(Entries with figure data)
################

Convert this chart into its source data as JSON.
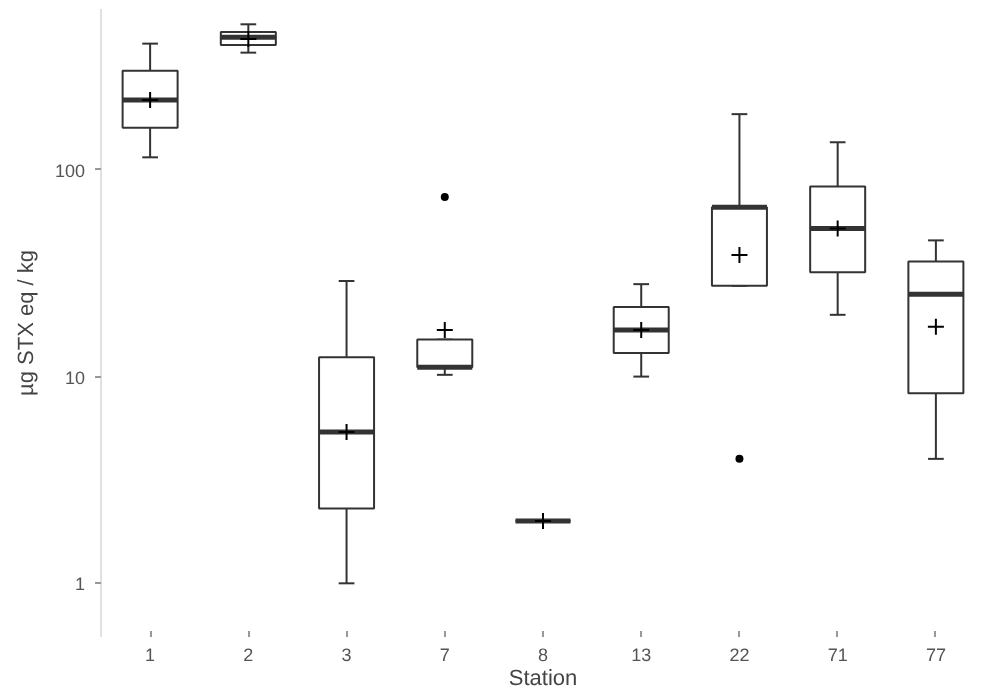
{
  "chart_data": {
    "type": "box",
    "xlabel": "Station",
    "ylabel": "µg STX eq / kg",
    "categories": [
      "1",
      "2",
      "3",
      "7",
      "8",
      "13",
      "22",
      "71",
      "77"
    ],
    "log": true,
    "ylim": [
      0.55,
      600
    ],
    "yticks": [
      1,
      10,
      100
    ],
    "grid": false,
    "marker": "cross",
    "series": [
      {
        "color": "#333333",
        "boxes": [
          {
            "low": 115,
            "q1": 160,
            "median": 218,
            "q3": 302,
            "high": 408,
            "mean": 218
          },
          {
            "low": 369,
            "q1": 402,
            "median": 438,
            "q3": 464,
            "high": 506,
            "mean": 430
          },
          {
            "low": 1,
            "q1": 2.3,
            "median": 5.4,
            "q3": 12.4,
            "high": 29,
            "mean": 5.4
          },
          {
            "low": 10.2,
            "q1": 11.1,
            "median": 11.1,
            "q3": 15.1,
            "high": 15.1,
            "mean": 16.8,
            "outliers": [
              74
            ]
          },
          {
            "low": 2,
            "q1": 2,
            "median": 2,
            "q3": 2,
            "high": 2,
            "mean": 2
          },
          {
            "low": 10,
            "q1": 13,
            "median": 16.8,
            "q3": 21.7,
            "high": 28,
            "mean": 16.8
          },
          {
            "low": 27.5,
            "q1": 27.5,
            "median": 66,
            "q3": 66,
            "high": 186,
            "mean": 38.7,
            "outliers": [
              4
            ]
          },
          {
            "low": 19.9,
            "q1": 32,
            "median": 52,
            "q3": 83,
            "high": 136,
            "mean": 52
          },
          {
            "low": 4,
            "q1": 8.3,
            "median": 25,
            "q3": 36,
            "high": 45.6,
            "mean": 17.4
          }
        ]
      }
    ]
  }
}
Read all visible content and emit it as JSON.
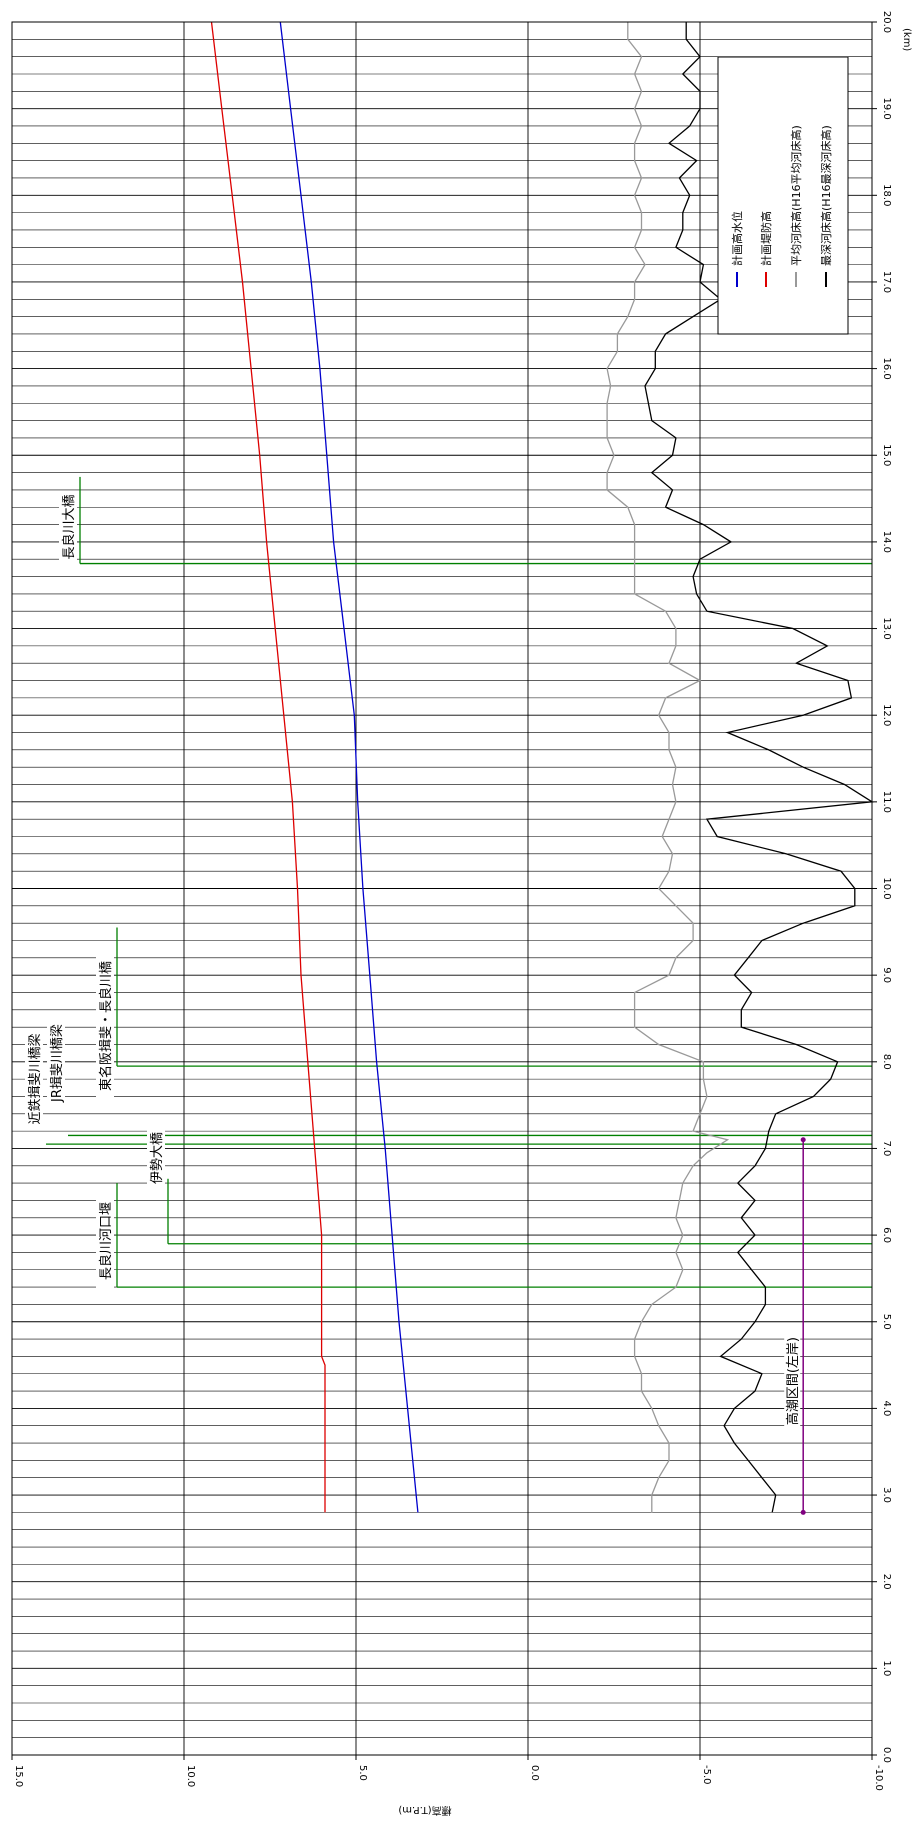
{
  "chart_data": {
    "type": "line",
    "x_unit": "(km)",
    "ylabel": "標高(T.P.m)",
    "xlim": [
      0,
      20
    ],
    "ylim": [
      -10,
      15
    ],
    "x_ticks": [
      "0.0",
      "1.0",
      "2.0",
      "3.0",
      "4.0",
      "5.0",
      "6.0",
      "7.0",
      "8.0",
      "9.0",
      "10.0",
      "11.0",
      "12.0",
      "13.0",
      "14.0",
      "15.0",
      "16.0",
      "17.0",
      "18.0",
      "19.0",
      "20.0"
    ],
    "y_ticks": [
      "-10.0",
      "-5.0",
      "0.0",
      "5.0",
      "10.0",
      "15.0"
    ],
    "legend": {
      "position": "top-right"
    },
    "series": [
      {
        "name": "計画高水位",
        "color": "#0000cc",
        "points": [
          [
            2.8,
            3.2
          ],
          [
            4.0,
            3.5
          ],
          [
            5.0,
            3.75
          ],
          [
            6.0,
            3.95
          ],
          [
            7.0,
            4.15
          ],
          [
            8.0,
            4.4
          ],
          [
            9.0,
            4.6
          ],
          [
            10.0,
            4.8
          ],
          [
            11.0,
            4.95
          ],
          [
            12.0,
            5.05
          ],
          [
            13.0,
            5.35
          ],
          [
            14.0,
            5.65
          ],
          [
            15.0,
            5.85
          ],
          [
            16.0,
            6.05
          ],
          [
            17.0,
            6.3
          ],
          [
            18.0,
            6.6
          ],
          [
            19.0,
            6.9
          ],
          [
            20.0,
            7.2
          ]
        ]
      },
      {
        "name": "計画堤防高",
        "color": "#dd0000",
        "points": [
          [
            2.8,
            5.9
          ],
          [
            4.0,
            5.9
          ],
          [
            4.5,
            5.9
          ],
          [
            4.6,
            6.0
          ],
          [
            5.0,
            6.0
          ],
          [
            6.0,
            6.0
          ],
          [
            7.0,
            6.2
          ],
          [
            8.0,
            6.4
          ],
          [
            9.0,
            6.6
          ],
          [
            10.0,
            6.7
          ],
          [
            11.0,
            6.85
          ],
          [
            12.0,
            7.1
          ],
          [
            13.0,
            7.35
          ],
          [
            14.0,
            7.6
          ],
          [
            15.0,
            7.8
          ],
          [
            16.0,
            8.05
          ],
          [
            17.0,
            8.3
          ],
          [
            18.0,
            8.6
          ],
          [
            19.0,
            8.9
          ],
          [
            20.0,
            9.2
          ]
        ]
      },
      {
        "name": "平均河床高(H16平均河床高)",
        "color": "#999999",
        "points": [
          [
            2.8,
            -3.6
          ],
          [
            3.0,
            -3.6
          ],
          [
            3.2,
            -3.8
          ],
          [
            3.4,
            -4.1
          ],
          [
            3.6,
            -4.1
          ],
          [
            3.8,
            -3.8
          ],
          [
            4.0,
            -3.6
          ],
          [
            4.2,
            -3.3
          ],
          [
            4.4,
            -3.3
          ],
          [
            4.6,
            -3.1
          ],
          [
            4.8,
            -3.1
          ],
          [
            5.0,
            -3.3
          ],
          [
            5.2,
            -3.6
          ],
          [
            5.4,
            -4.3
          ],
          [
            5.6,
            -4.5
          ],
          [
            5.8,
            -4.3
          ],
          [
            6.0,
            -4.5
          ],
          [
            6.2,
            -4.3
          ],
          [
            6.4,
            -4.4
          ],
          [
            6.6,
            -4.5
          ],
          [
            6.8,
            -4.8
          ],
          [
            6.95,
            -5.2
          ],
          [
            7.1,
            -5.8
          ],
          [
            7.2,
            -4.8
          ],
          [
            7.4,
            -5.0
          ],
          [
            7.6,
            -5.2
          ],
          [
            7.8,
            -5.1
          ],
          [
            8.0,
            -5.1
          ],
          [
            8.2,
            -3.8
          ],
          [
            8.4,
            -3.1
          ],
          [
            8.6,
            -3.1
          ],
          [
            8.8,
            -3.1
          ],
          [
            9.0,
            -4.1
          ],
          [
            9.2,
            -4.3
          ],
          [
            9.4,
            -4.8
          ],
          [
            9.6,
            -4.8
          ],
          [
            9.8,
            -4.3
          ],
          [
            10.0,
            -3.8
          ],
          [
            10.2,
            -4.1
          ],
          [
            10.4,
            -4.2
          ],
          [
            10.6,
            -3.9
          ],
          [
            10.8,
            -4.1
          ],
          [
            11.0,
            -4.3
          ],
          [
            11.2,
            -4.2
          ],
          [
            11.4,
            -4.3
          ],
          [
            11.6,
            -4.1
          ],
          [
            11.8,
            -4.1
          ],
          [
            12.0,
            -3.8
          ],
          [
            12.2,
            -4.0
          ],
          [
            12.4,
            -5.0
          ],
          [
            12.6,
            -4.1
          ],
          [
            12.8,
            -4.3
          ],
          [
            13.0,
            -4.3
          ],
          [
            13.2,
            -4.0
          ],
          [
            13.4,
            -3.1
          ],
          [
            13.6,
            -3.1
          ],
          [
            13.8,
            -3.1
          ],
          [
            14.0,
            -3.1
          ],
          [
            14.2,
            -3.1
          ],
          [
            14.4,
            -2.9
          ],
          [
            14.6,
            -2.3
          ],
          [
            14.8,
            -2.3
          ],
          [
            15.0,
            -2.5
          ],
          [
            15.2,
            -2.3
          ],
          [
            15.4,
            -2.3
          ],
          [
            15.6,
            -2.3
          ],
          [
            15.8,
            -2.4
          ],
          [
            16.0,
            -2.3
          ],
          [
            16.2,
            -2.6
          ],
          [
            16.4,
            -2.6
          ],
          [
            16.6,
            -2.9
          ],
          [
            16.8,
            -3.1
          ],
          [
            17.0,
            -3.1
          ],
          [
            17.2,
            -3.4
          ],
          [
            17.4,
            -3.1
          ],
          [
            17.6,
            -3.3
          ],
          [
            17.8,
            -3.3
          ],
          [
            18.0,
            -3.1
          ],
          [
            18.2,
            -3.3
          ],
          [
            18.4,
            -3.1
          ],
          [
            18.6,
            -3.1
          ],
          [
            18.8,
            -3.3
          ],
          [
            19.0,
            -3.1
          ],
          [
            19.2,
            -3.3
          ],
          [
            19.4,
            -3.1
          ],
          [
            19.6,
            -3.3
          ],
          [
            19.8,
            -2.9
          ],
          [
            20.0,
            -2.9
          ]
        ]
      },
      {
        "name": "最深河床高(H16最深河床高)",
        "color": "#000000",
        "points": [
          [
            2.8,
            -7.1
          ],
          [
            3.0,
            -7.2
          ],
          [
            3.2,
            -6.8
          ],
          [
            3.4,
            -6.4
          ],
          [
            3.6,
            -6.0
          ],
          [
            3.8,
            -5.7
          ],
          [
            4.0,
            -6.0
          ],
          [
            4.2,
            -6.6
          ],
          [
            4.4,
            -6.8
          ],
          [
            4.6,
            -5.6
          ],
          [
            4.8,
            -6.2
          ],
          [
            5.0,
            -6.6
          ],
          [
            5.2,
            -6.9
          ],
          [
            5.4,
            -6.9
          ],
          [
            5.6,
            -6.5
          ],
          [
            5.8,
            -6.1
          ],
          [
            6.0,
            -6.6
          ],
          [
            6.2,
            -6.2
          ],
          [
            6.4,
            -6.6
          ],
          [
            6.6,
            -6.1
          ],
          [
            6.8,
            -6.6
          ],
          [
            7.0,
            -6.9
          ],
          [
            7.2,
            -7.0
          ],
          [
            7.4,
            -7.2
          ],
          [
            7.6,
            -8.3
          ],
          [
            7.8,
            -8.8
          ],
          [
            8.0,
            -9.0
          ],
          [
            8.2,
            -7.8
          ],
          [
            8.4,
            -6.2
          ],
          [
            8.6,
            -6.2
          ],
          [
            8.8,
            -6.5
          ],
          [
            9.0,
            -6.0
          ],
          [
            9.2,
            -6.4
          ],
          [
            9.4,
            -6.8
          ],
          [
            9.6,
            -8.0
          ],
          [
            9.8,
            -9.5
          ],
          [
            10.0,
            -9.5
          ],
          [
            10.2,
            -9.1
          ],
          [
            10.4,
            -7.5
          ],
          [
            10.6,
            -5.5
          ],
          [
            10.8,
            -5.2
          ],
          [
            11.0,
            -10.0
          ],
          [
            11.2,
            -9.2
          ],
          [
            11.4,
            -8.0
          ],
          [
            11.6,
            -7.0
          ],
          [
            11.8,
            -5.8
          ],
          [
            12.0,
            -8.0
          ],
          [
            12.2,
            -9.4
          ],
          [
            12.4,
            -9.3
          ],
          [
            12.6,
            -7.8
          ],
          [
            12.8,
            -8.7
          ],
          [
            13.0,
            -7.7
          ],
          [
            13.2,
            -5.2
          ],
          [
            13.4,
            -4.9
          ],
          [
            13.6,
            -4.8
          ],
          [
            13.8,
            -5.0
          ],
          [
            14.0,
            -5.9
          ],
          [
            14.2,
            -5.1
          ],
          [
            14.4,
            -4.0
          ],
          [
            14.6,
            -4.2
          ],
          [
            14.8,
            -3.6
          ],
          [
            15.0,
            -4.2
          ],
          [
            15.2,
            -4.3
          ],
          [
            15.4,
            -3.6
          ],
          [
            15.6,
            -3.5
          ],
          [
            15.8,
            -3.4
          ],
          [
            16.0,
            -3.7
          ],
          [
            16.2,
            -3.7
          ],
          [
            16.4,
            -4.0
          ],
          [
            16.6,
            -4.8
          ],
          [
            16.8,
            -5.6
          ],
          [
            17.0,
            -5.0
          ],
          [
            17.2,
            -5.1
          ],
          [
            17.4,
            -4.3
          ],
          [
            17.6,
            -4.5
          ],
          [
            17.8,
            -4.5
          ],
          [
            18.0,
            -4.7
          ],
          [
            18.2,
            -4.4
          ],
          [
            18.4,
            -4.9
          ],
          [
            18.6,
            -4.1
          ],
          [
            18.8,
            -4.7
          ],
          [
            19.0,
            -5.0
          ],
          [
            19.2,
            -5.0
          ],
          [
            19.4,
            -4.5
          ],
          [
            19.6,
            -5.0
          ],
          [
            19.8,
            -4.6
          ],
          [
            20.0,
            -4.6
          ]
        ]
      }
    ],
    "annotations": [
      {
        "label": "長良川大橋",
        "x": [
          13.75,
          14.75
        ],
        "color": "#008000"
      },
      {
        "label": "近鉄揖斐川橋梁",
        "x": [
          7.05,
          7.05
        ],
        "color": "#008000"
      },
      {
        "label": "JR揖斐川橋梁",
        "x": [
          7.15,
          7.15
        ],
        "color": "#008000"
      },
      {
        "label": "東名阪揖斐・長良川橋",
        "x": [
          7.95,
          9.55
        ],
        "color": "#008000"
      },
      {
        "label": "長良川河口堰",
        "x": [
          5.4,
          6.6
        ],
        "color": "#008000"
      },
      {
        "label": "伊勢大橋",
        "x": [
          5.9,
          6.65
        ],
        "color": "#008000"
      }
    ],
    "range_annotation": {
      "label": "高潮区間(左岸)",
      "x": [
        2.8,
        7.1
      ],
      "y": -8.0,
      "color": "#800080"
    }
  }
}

################

- _The exercise_
Find the word "name" in the entries above and gather every line that holds it.

- _Solution to this task_
        "name": "計画高水位",
        "name": "計画堤防高",
        "name": "平均河床高(H16平均河床高)",
        "name": "最深河床高(H16最深河床高)",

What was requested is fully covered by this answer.